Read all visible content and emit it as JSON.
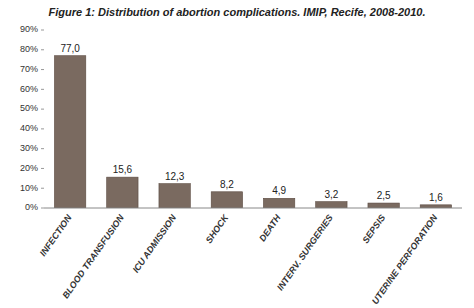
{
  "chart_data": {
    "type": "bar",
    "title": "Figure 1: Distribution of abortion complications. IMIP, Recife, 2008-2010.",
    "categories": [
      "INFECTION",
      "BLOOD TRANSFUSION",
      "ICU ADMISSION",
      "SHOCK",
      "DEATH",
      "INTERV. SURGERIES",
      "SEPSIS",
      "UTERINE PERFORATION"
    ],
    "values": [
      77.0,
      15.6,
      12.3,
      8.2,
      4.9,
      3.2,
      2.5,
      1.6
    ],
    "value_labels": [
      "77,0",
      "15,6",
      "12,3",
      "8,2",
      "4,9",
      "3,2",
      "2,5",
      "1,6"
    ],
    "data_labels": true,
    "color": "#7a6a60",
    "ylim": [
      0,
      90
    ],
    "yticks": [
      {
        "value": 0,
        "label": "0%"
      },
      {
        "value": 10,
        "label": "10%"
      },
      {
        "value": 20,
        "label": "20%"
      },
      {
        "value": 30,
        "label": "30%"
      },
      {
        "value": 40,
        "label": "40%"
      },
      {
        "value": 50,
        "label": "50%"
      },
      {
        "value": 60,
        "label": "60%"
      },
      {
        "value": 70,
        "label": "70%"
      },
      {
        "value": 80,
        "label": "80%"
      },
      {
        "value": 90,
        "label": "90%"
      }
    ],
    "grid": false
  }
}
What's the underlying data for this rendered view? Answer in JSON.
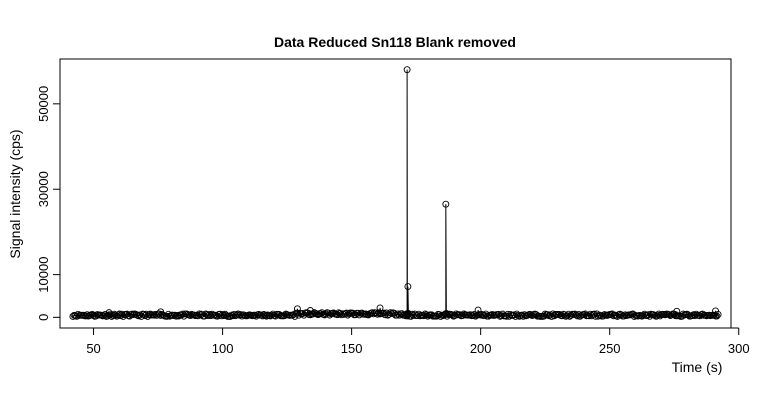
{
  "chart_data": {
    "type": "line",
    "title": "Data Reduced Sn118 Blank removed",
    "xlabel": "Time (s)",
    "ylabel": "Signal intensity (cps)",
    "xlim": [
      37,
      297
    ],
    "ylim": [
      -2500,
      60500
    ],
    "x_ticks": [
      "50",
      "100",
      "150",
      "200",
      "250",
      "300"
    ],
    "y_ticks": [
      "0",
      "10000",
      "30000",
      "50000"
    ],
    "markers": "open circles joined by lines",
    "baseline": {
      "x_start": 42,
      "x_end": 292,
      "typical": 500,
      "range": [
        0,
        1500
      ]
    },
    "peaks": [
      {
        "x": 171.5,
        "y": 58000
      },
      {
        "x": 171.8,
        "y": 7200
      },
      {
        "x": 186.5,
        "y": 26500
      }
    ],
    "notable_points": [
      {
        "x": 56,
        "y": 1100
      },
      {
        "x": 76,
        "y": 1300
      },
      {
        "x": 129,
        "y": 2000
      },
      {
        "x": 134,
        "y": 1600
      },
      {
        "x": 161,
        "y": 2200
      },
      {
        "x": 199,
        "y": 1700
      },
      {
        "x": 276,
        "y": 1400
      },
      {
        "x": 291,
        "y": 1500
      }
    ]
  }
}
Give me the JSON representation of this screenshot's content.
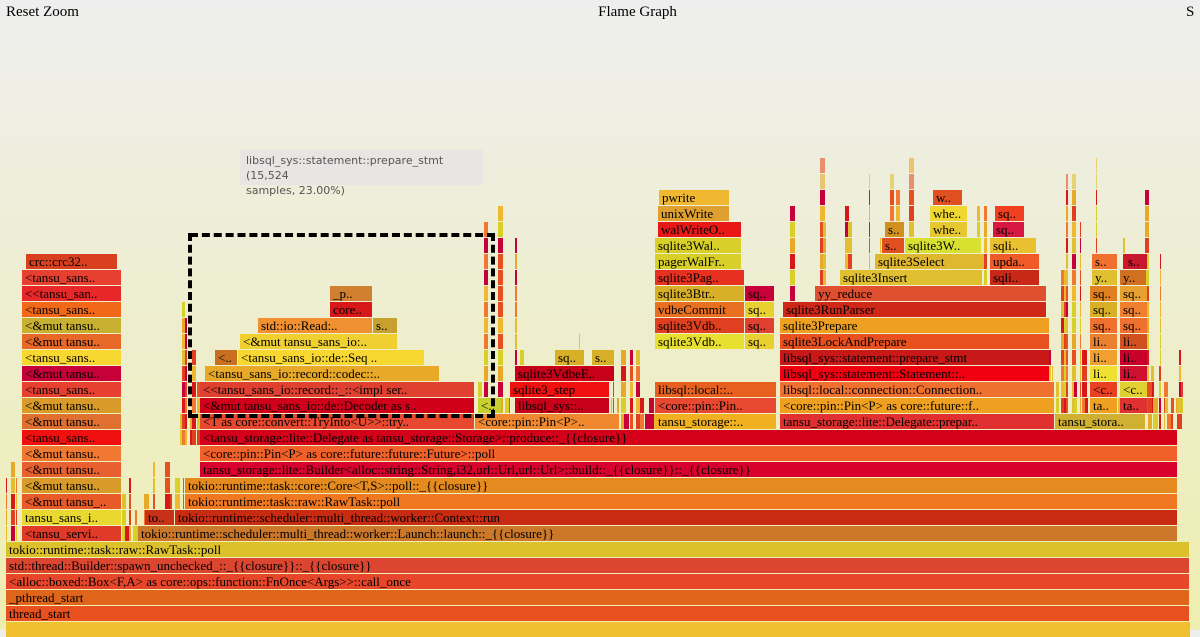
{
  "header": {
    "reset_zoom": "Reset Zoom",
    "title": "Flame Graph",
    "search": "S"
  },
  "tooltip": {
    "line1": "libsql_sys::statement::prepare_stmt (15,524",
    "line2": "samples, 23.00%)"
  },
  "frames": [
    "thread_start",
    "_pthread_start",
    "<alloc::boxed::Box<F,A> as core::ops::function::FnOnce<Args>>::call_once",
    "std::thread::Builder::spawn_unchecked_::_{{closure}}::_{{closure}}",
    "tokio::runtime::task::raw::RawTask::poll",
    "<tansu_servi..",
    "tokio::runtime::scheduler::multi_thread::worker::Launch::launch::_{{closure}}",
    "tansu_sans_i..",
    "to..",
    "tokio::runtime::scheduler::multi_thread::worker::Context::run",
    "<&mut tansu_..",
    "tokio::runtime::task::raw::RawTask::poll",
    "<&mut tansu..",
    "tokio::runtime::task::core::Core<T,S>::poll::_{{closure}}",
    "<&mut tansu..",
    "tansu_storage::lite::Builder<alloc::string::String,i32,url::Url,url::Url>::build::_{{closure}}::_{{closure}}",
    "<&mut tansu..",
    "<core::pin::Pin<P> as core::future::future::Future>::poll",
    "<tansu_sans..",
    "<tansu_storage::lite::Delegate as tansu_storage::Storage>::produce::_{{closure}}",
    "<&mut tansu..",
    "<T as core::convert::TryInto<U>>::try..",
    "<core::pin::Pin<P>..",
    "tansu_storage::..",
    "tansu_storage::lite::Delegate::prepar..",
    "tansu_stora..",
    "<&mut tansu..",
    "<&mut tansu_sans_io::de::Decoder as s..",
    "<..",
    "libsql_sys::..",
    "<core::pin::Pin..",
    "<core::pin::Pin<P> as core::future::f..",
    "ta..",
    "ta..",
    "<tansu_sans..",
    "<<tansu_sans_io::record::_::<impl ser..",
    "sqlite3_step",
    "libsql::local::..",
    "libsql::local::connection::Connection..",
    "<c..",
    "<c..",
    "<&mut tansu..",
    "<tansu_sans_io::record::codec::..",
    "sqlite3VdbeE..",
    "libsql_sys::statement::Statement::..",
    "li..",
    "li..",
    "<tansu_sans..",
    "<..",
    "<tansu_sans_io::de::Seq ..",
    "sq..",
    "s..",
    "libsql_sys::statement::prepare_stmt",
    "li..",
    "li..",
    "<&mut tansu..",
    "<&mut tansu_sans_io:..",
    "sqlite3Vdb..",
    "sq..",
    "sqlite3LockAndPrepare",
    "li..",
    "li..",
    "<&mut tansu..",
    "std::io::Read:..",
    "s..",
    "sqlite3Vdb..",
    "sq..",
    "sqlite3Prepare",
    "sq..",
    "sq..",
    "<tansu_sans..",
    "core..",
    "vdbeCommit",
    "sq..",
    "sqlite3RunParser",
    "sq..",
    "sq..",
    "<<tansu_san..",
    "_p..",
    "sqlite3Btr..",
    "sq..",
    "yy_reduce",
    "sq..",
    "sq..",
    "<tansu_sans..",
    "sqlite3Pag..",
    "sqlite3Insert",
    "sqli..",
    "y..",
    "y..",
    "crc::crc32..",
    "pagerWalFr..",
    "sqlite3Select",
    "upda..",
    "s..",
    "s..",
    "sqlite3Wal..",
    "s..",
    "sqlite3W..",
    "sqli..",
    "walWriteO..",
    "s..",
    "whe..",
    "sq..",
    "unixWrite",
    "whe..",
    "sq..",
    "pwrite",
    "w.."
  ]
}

Job: Every record above should be written out again without change, except that the pictures are left out.

Finished exercise:
Read all visible content and emit it as JSON.
{
  "chart_data": {
    "type": "bar",
    "title": "Figure 1: Distribution of abortion complications. IMIP, Recife, 2008-2010.",
    "categories": [
      "INFECTION",
      "BLOOD TRANSFUSION",
      "ICU ADMISSION",
      "SHOCK",
      "DEATH",
      "INTERV. SURGERIES",
      "SEPSIS",
      "UTERINE PERFORATION"
    ],
    "values": [
      77.0,
      15.6,
      12.3,
      8.2,
      4.9,
      3.2,
      2.5,
      1.6
    ],
    "value_labels": [
      "77,0",
      "15,6",
      "12,3",
      "8,2",
      "4,9",
      "3,2",
      "2,5",
      "1,6"
    ],
    "data_labels": true,
    "color": "#7a6a60",
    "ylim": [
      0,
      90
    ],
    "yticks": [
      {
        "value": 0,
        "label": "0%"
      },
      {
        "value": 10,
        "label": "10%"
      },
      {
        "value": 20,
        "label": "20%"
      },
      {
        "value": 30,
        "label": "30%"
      },
      {
        "value": 40,
        "label": "40%"
      },
      {
        "value": 50,
        "label": "50%"
      },
      {
        "value": 60,
        "label": "60%"
      },
      {
        "value": 70,
        "label": "70%"
      },
      {
        "value": 80,
        "label": "80%"
      },
      {
        "value": 90,
        "label": "90%"
      }
    ],
    "grid": false
  }
}
What's the underlying data for this rendered view? Answer in JSON.
{
  "chart_data": {
    "type": "line",
    "title": "Data Reduced Sn118 Blank removed",
    "xlabel": "Time (s)",
    "ylabel": "Signal intensity (cps)",
    "xlim": [
      37,
      297
    ],
    "ylim": [
      -2500,
      60500
    ],
    "x_ticks": [
      "50",
      "100",
      "150",
      "200",
      "250",
      "300"
    ],
    "y_ticks": [
      "0",
      "10000",
      "30000",
      "50000"
    ],
    "markers": "open circles joined by lines",
    "baseline": {
      "x_start": 42,
      "x_end": 292,
      "typical": 500,
      "range": [
        0,
        1500
      ]
    },
    "peaks": [
      {
        "x": 171.5,
        "y": 58000
      },
      {
        "x": 171.8,
        "y": 7200
      },
      {
        "x": 186.5,
        "y": 26500
      }
    ],
    "notable_points": [
      {
        "x": 56,
        "y": 1100
      },
      {
        "x": 76,
        "y": 1300
      },
      {
        "x": 129,
        "y": 2000
      },
      {
        "x": 134,
        "y": 1600
      },
      {
        "x": 161,
        "y": 2200
      },
      {
        "x": 199,
        "y": 1700
      },
      {
        "x": 276,
        "y": 1400
      },
      {
        "x": 291,
        "y": 1500
      }
    ]
  }
}
Give me the JSON representation of this screenshot's content.
{
  "header": {
    "reset_zoom": "Reset Zoom",
    "title": "Flame Graph",
    "search": "S"
  },
  "tooltip": {
    "line1": "libsql_sys::statement::prepare_stmt (15,524",
    "line2": "samples, 23.00%)"
  },
  "frames": [
    "thread_start",
    "_pthread_start",
    "<alloc::boxed::Box<F,A> as core::ops::function::FnOnce<Args>>::call_once",
    "std::thread::Builder::spawn_unchecked_::_{{closure}}::_{{closure}}",
    "tokio::runtime::task::raw::RawTask::poll",
    "<tansu_servi..",
    "tokio::runtime::scheduler::multi_thread::worker::Launch::launch::_{{closure}}",
    "tansu_sans_i..",
    "to..",
    "tokio::runtime::scheduler::multi_thread::worker::Context::run",
    "<&mut tansu_..",
    "tokio::runtime::task::raw::RawTask::poll",
    "<&mut tansu..",
    "tokio::runtime::task::core::Core<T,S>::poll::_{{closure}}",
    "<&mut tansu..",
    "tansu_storage::lite::Builder<alloc::string::String,i32,url::Url,url::Url>::build::_{{closure}}::_{{closure}}",
    "<&mut tansu..",
    "<core::pin::Pin<P> as core::future::future::Future>::poll",
    "<tansu_sans..",
    "<tansu_storage::lite::Delegate as tansu_storage::Storage>::produce::_{{closure}}",
    "<&mut tansu..",
    "<T as core::convert::TryInto<U>>::try..",
    "<core::pin::Pin<P>..",
    "tansu_storage::..",
    "tansu_storage::lite::Delegate::prepar..",
    "tansu_stora..",
    "<&mut tansu..",
    "<&mut tansu_sans_io::de::Decoder as s..",
    "<..",
    "libsql_sys::..",
    "<core::pin::Pin..",
    "<core::pin::Pin<P> as core::future::f..",
    "ta..",
    "ta..",
    "<tansu_sans..",
    "<<tansu_sans_io::record::_::<impl ser..",
    "sqlite3_step",
    "libsql::local::..",
    "libsql::local::connection::Connection..",
    "<c..",
    "<c..",
    "<&mut tansu..",
    "<tansu_sans_io::record::codec::..",
    "sqlite3VdbeE..",
    "libsql_sys::statement::Statement::..",
    "li..",
    "li..",
    "<tansu_sans..",
    "<..",
    "<tansu_sans_io::de::Seq ..",
    "sq..",
    "s..",
    "libsql_sys::statement::prepare_stmt",
    "li..",
    "li..",
    "<&mut tansu..",
    "<&mut tansu_sans_io:..",
    "sqlite3Vdb..",
    "sq..",
    "sqlite3LockAndPrepare",
    "li..",
    "li..",
    "<&mut tansu..",
    "std::io::Read:..",
    "s..",
    "sqlite3Vdb..",
    "sq..",
    "sqlite3Prepare",
    "sq..",
    "sq..",
    "<tansu_sans..",
    "core..",
    "vdbeCommit",
    "sq..",
    "sqlite3RunParser",
    "sq..",
    "sq..",
    "<<tansu_san..",
    "_p..",
    "sqlite3Btr..",
    "sq..",
    "yy_reduce",
    "sq..",
    "sq..",
    "<tansu_sans..",
    "sqlite3Pag..",
    "sqlite3Insert",
    "sqli..",
    "y..",
    "y..",
    "crc::crc32..",
    "pagerWalFr..",
    "sqlite3Select",
    "upda..",
    "s..",
    "s..",
    "sqlite3Wal..",
    "s..",
    "sqlite3W..",
    "sqli..",
    "walWriteO..",
    "s..",
    "whe..",
    "sq..",
    "unixWrite",
    "whe..",
    "sq..",
    "pwrite",
    "w.."
  ]
}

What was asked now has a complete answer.